» **STATED PROBLEM**: Set down the material below word for word, excluding the pictures.

==============================

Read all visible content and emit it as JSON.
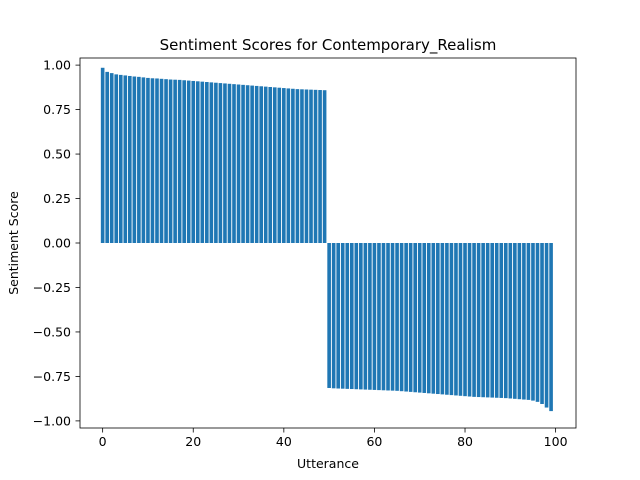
{
  "chart_data": {
    "type": "bar",
    "title": "Sentiment Scores for Contemporary_Realism",
    "xlabel": "Utterance",
    "ylabel": "Sentiment Score",
    "xlim": [
      -5,
      104.5
    ],
    "ylim": [
      -1.04,
      1.04
    ],
    "xticks": [
      0,
      20,
      40,
      60,
      80,
      100
    ],
    "yticks": [
      -1.0,
      -0.75,
      -0.5,
      -0.25,
      0.0,
      0.25,
      0.5,
      0.75,
      1.0
    ],
    "grid": false,
    "color": "#1f77b4",
    "x": [
      0,
      1,
      2,
      3,
      4,
      5,
      6,
      7,
      8,
      9,
      10,
      11,
      12,
      13,
      14,
      15,
      16,
      17,
      18,
      19,
      20,
      21,
      22,
      23,
      24,
      25,
      26,
      27,
      28,
      29,
      30,
      31,
      32,
      33,
      34,
      35,
      36,
      37,
      38,
      39,
      40,
      41,
      42,
      43,
      44,
      45,
      46,
      47,
      48,
      49,
      50,
      51,
      52,
      53,
      54,
      55,
      56,
      57,
      58,
      59,
      60,
      61,
      62,
      63,
      64,
      65,
      66,
      67,
      68,
      69,
      70,
      71,
      72,
      73,
      74,
      75,
      76,
      77,
      78,
      79,
      80,
      81,
      82,
      83,
      84,
      85,
      86,
      87,
      88,
      89,
      90,
      91,
      92,
      93,
      94,
      95,
      96,
      97,
      98,
      99
    ],
    "values": [
      0.985,
      0.962,
      0.955,
      0.948,
      0.945,
      0.942,
      0.939,
      0.936,
      0.934,
      0.931,
      0.928,
      0.926,
      0.925,
      0.923,
      0.921,
      0.919,
      0.918,
      0.917,
      0.915,
      0.913,
      0.911,
      0.909,
      0.907,
      0.905,
      0.903,
      0.901,
      0.899,
      0.897,
      0.895,
      0.893,
      0.891,
      0.889,
      0.887,
      0.885,
      0.883,
      0.881,
      0.879,
      0.877,
      0.875,
      0.873,
      0.871,
      0.869,
      0.867,
      0.865,
      0.864,
      0.863,
      0.862,
      0.861,
      0.86,
      0.859,
      -0.815,
      -0.817,
      -0.818,
      -0.819,
      -0.82,
      -0.821,
      -0.822,
      -0.823,
      -0.824,
      -0.825,
      -0.826,
      -0.827,
      -0.828,
      -0.829,
      -0.83,
      -0.831,
      -0.833,
      -0.835,
      -0.837,
      -0.839,
      -0.841,
      -0.843,
      -0.845,
      -0.847,
      -0.849,
      -0.851,
      -0.853,
      -0.855,
      -0.857,
      -0.859,
      -0.861,
      -0.863,
      -0.865,
      -0.866,
      -0.867,
      -0.868,
      -0.869,
      -0.87,
      -0.871,
      -0.872,
      -0.874,
      -0.876,
      -0.878,
      -0.88,
      -0.882,
      -0.886,
      -0.893,
      -0.905,
      -0.925,
      -0.945
    ]
  }
}
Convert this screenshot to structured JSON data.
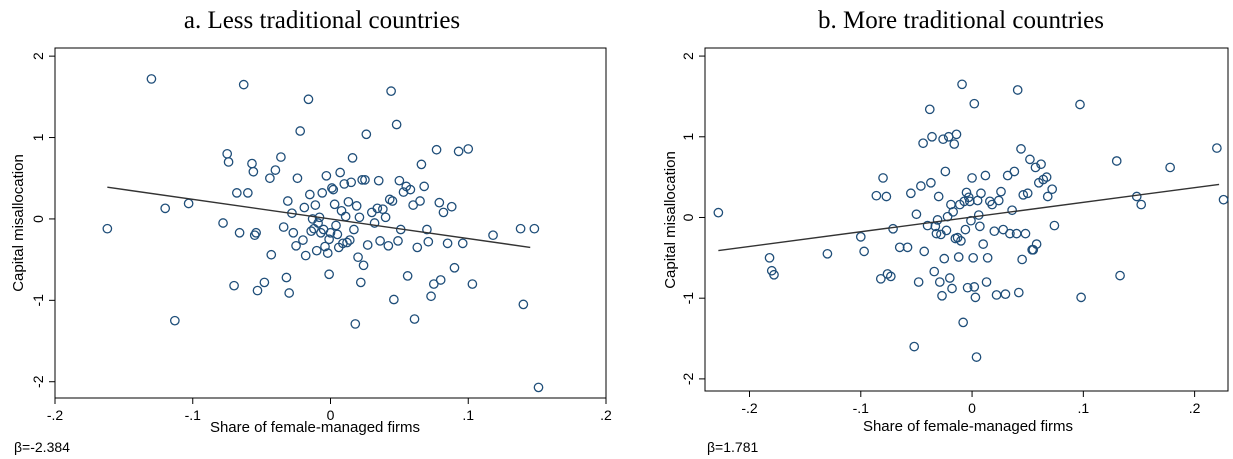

==============================

» **TASK SOLUTION**:
Read all visible content and emit it as JSON.
{
  "chart_data": {
    "type": "bar",
    "title": "Sentiment Scores for Contemporary_Realism",
    "xlabel": "Utterance",
    "ylabel": "Sentiment Score",
    "xlim": [
      -5,
      104.5
    ],
    "ylim": [
      -1.04,
      1.04
    ],
    "xticks": [
      0,
      20,
      40,
      60,
      80,
      100
    ],
    "yticks": [
      -1.0,
      -0.75,
      -0.5,
      -0.25,
      0.0,
      0.25,
      0.5,
      0.75,
      1.0
    ],
    "grid": false,
    "color": "#1f77b4",
    "x": [
      0,
      1,
      2,
      3,
      4,
      5,
      6,
      7,
      8,
      9,
      10,
      11,
      12,
      13,
      14,
      15,
      16,
      17,
      18,
      19,
      20,
      21,
      22,
      23,
      24,
      25,
      26,
      27,
      28,
      29,
      30,
      31,
      32,
      33,
      34,
      35,
      36,
      37,
      38,
      39,
      40,
      41,
      42,
      43,
      44,
      45,
      46,
      47,
      48,
      49,
      50,
      51,
      52,
      53,
      54,
      55,
      56,
      57,
      58,
      59,
      60,
      61,
      62,
      63,
      64,
      65,
      66,
      67,
      68,
      69,
      70,
      71,
      72,
      73,
      74,
      75,
      76,
      77,
      78,
      79,
      80,
      81,
      82,
      83,
      84,
      85,
      86,
      87,
      88,
      89,
      90,
      91,
      92,
      93,
      94,
      95,
      96,
      97,
      98,
      99
    ],
    "values": [
      0.985,
      0.962,
      0.955,
      0.948,
      0.945,
      0.942,
      0.939,
      0.936,
      0.934,
      0.931,
      0.928,
      0.926,
      0.925,
      0.923,
      0.921,
      0.919,
      0.918,
      0.917,
      0.915,
      0.913,
      0.911,
      0.909,
      0.907,
      0.905,
      0.903,
      0.901,
      0.899,
      0.897,
      0.895,
      0.893,
      0.891,
      0.889,
      0.887,
      0.885,
      0.883,
      0.881,
      0.879,
      0.877,
      0.875,
      0.873,
      0.871,
      0.869,
      0.867,
      0.865,
      0.864,
      0.863,
      0.862,
      0.861,
      0.86,
      0.859,
      -0.815,
      -0.817,
      -0.818,
      -0.819,
      -0.82,
      -0.821,
      -0.822,
      -0.823,
      -0.824,
      -0.825,
      -0.826,
      -0.827,
      -0.828,
      -0.829,
      -0.83,
      -0.831,
      -0.833,
      -0.835,
      -0.837,
      -0.839,
      -0.841,
      -0.843,
      -0.845,
      -0.847,
      -0.849,
      -0.851,
      -0.853,
      -0.855,
      -0.857,
      -0.859,
      -0.861,
      -0.863,
      -0.865,
      -0.866,
      -0.867,
      -0.868,
      -0.869,
      -0.87,
      -0.871,
      -0.872,
      -0.874,
      -0.876,
      -0.878,
      -0.88,
      -0.882,
      -0.886,
      -0.893,
      -0.905,
      -0.925,
      -0.945
    ]
  }
}
Convert this screenshot to structured JSON data.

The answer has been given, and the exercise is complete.